THE TASK:
From the entries below, gather every line containing the string "epidemiológica".
— Start SUPPLIED DATA —
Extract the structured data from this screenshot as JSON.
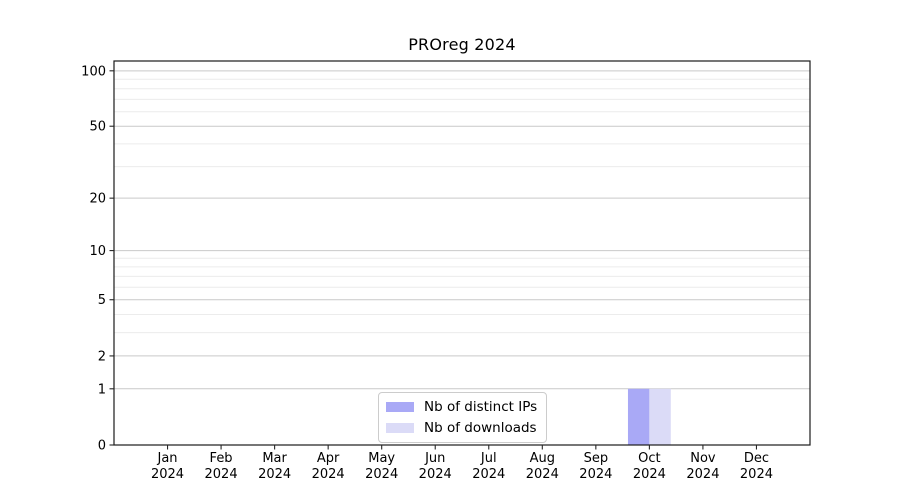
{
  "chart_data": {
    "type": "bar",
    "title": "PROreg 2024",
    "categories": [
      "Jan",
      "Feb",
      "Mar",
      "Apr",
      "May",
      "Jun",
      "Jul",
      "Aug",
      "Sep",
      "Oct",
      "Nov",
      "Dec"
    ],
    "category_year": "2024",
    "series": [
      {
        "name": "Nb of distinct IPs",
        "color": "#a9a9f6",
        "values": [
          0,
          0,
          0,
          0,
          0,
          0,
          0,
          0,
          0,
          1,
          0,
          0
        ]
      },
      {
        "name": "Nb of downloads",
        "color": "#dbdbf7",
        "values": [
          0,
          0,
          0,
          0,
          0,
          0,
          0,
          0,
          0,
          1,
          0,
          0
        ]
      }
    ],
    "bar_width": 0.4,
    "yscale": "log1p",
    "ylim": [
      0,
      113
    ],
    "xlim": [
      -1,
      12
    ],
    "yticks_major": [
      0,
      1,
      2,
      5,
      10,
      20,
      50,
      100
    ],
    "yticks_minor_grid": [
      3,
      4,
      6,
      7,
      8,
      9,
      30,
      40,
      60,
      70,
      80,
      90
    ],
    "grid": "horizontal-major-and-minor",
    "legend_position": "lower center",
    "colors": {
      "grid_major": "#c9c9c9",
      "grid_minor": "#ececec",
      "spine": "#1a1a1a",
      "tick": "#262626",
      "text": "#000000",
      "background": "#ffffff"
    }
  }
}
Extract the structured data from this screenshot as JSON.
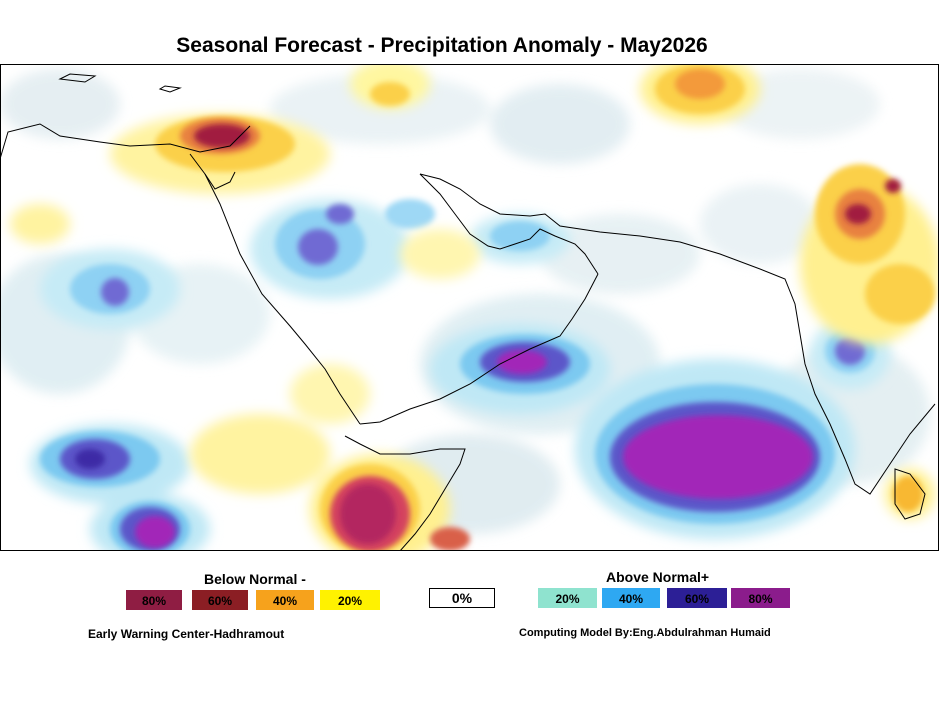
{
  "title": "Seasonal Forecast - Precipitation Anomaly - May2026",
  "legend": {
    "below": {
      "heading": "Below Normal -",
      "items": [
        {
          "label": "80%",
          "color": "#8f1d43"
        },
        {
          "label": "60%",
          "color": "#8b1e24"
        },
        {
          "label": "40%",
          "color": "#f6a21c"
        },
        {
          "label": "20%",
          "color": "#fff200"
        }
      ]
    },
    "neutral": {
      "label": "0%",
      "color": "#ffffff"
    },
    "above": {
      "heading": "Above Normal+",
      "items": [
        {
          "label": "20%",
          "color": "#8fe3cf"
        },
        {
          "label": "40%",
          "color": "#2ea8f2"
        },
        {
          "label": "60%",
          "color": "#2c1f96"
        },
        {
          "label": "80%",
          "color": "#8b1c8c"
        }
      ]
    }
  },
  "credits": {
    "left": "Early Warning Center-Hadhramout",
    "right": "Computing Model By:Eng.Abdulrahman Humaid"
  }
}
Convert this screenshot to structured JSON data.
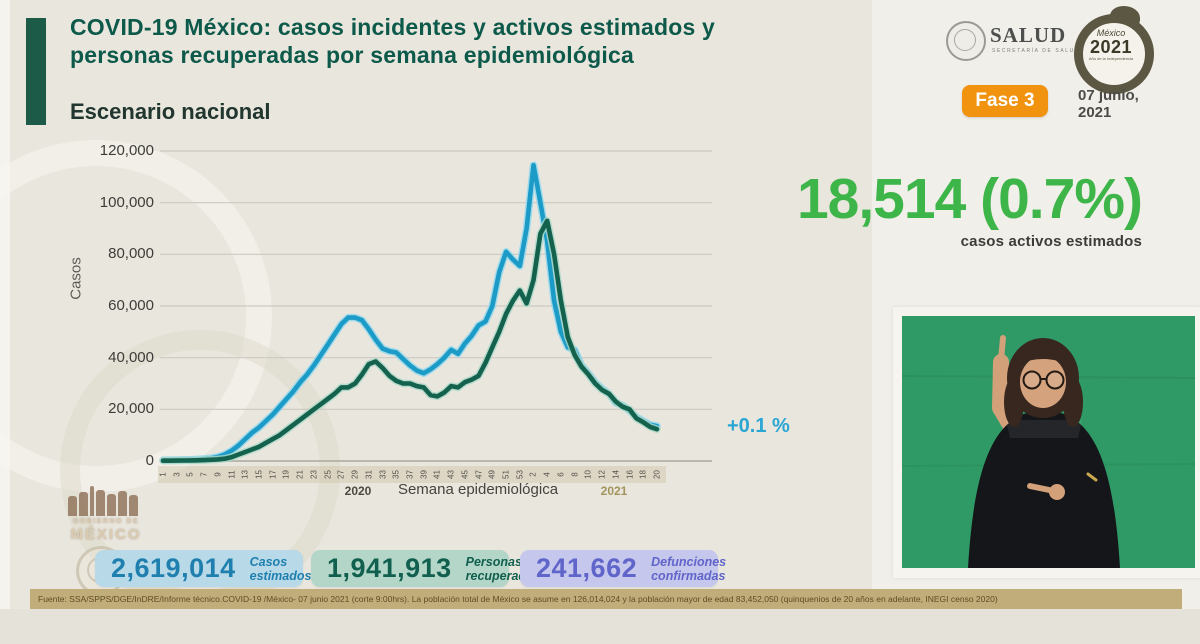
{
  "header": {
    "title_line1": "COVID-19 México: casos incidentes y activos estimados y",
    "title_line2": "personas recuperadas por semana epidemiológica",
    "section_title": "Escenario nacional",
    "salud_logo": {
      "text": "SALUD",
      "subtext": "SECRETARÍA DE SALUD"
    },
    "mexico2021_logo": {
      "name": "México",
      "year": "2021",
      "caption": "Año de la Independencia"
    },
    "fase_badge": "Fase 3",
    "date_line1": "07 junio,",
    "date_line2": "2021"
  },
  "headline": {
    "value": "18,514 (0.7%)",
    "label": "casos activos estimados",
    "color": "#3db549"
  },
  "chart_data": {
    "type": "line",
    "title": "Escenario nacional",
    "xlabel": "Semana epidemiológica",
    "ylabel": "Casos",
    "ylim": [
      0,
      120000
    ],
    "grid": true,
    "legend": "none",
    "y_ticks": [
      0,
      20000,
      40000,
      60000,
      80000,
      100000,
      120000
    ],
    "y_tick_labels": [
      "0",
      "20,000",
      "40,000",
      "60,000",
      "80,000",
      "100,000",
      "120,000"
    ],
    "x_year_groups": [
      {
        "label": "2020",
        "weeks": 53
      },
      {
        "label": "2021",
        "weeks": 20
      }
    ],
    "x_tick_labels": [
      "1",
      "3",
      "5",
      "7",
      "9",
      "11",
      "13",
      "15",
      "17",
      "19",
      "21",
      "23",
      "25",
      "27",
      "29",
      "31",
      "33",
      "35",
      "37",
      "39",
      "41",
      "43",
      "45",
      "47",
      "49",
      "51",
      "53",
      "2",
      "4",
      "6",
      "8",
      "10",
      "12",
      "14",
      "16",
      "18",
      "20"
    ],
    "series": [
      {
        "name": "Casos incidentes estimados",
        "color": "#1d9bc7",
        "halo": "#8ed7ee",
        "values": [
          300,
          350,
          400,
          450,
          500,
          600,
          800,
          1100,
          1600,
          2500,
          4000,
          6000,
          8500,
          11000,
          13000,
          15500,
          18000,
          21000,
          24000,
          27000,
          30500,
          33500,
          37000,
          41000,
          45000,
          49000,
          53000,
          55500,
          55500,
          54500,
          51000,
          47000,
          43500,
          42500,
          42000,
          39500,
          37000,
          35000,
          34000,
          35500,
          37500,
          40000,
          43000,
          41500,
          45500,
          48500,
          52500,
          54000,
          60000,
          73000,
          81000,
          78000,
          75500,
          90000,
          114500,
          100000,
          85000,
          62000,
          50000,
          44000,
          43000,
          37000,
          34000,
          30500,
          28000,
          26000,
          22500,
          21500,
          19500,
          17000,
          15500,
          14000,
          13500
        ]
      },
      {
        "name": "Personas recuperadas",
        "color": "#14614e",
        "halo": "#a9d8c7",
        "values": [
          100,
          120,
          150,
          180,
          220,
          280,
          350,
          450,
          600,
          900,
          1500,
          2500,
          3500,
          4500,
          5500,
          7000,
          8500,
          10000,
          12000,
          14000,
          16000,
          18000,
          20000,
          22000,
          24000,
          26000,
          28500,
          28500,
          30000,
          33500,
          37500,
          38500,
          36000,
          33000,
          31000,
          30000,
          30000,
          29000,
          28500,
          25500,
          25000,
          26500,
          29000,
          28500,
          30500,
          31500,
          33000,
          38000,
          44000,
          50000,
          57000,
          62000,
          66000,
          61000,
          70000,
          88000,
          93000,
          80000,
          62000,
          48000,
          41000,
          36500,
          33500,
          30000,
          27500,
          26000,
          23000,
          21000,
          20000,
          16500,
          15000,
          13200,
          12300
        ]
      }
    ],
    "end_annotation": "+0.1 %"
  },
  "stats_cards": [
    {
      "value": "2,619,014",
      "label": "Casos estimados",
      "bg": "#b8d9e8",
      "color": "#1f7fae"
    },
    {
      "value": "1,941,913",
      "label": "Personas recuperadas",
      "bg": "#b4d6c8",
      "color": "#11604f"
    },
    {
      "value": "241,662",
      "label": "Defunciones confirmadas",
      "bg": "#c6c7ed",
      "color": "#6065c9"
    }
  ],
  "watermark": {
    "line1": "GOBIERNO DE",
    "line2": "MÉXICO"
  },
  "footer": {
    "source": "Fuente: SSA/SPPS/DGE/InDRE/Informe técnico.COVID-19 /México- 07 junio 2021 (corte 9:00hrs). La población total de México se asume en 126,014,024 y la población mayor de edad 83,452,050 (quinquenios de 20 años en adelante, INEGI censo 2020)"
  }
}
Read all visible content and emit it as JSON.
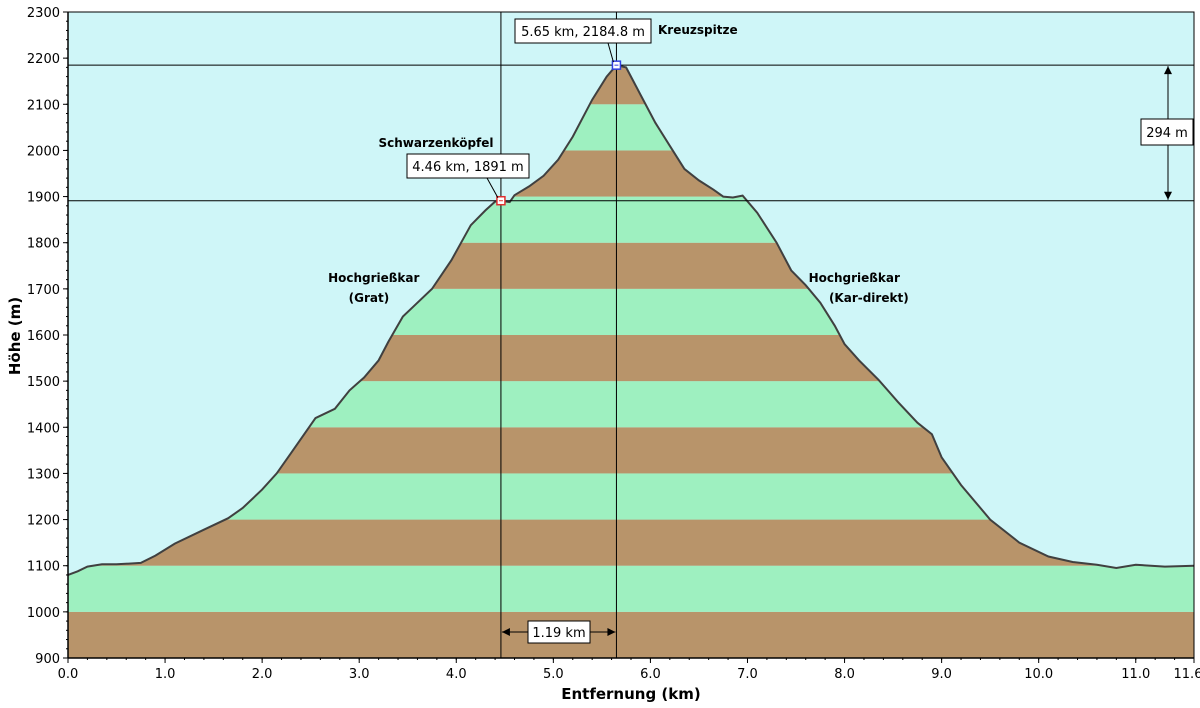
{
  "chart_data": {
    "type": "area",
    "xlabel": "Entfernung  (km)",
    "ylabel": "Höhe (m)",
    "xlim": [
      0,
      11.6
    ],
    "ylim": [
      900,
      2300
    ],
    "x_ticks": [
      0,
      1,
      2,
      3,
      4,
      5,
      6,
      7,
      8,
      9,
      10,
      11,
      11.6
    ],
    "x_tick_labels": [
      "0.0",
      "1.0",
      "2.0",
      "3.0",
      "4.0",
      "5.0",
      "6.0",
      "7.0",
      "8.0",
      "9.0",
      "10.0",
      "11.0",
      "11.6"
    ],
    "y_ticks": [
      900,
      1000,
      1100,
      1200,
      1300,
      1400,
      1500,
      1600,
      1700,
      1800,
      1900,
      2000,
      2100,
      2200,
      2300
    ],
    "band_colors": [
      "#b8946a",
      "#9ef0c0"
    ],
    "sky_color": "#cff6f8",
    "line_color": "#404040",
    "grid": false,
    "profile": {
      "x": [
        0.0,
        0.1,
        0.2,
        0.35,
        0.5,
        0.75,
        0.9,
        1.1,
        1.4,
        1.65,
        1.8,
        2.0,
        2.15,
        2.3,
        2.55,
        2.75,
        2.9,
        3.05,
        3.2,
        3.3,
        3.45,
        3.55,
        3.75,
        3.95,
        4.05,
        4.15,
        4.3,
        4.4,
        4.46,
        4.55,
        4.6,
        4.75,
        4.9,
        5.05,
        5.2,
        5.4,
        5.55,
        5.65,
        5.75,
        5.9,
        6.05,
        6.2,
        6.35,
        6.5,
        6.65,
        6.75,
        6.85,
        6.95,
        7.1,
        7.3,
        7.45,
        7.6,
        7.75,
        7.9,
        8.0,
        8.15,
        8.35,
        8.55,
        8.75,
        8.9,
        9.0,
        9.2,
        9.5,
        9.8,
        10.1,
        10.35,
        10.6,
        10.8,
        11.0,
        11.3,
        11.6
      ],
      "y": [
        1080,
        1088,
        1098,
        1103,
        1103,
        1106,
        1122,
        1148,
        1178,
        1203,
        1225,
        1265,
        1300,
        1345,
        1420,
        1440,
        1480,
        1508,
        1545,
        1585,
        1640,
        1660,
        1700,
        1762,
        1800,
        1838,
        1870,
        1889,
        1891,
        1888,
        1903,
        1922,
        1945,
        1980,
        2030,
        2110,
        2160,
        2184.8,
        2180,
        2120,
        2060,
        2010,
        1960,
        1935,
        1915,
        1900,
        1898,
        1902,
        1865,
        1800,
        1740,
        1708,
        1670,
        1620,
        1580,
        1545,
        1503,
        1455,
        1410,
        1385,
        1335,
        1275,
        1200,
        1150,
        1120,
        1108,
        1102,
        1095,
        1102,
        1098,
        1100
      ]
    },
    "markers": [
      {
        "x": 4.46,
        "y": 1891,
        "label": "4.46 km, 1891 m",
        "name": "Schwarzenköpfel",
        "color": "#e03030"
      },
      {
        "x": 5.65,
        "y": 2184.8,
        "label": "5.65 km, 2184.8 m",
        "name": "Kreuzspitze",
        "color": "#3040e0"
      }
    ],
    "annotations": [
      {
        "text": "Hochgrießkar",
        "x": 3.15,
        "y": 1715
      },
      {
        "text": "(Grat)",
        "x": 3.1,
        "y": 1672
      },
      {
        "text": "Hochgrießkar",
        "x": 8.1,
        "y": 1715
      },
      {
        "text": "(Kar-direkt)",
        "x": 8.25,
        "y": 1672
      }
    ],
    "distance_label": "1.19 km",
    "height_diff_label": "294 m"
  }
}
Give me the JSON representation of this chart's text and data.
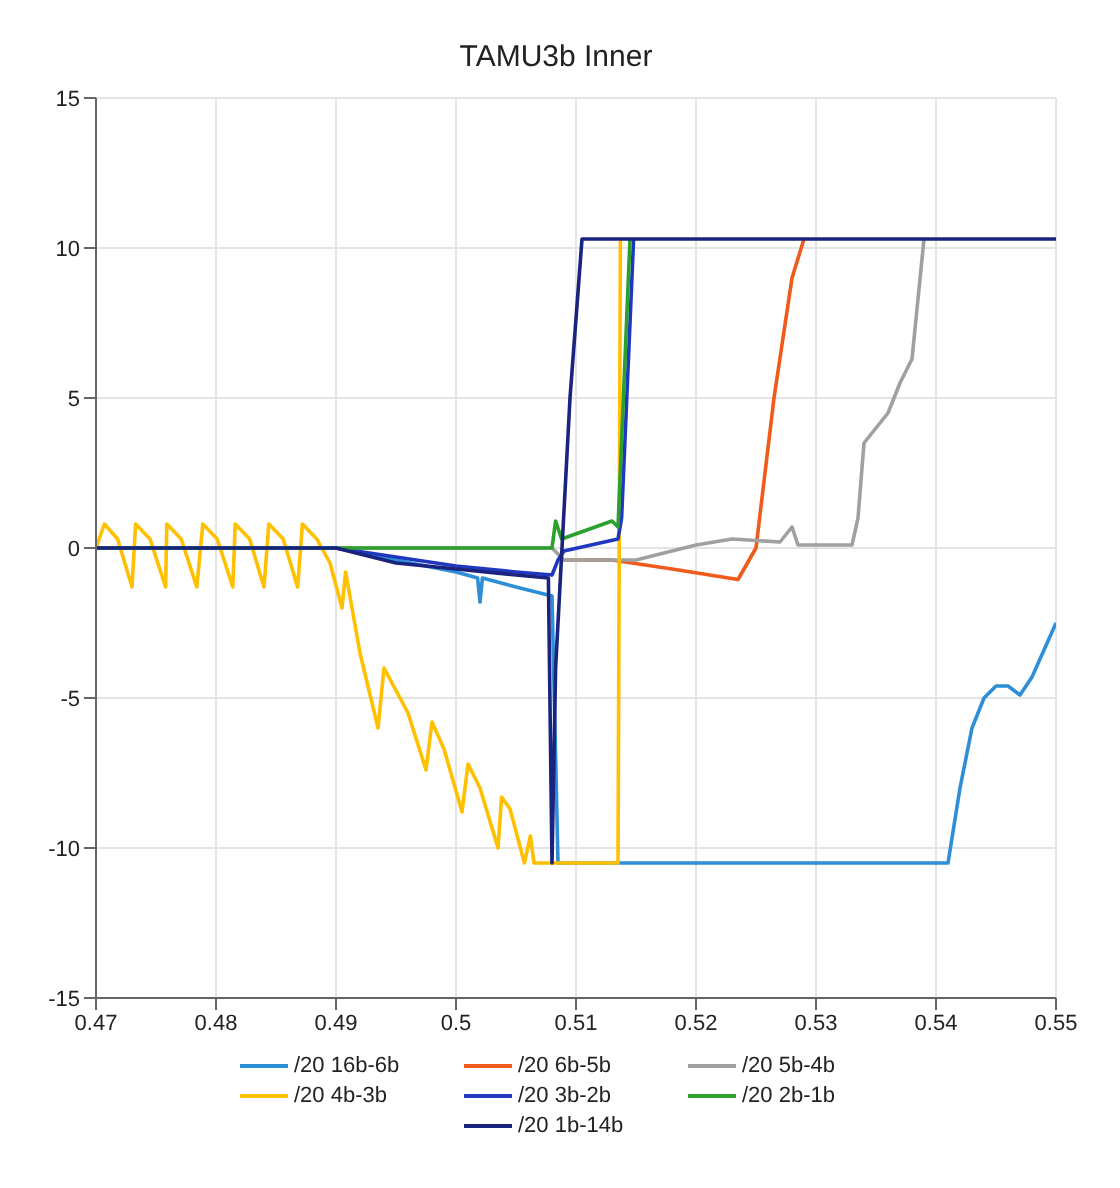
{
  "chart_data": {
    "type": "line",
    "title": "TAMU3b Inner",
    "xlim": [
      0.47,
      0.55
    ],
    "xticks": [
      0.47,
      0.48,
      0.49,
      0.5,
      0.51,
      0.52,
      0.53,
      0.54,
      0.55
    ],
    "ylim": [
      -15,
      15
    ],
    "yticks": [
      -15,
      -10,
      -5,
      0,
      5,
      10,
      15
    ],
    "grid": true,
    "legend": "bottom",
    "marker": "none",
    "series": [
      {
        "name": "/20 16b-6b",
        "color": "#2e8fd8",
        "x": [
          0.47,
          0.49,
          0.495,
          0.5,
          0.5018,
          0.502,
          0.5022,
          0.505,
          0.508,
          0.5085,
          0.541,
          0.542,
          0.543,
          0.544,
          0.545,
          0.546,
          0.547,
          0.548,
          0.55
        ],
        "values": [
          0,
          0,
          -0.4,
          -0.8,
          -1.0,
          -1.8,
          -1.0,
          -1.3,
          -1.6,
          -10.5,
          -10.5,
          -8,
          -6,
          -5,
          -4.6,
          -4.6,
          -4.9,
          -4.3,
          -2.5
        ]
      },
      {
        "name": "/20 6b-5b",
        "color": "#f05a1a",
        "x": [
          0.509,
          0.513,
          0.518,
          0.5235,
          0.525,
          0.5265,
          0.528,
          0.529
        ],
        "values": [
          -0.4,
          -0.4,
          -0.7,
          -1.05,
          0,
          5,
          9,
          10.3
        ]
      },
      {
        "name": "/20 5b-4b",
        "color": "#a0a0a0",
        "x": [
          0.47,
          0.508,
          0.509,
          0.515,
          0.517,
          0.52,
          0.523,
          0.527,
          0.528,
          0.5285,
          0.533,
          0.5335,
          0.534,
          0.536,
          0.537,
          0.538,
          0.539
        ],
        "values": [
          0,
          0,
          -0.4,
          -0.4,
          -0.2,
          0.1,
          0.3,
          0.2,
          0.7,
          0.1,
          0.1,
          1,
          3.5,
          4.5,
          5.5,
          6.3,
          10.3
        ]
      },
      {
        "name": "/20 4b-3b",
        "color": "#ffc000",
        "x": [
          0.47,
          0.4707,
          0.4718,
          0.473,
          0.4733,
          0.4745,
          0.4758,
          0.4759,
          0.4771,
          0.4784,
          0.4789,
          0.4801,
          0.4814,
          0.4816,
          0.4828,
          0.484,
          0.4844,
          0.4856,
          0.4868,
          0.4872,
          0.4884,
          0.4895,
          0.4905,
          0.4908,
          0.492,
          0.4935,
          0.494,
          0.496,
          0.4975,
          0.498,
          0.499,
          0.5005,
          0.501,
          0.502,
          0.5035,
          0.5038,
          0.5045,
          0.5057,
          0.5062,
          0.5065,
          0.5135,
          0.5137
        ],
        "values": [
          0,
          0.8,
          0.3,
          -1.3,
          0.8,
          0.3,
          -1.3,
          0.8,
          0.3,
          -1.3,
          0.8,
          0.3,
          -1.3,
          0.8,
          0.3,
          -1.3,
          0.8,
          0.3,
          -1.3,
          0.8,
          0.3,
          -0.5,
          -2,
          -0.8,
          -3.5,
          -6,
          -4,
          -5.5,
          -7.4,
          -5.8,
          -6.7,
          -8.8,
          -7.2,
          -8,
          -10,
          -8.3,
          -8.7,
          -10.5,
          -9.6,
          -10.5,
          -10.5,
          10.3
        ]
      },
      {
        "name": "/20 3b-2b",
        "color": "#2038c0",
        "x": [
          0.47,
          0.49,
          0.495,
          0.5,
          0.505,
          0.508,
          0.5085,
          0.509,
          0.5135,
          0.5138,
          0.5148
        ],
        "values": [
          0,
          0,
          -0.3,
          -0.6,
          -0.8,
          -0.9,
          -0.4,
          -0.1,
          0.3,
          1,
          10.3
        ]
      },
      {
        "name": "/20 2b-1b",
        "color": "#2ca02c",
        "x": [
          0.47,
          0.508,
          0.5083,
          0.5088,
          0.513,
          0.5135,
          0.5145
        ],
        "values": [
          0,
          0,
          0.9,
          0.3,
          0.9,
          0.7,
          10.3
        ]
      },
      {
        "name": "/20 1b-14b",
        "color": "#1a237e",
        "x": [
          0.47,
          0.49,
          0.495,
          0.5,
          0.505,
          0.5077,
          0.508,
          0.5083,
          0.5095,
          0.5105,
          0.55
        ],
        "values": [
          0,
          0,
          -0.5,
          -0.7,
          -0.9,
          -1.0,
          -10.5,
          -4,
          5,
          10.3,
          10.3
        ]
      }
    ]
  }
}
— End SUPPLIED DATA —
WRITTEN SOLUTION:
    "title_line2": "personas recuperadas por semana epidemiológica",
    "xlabel": "Semana epidemiológica",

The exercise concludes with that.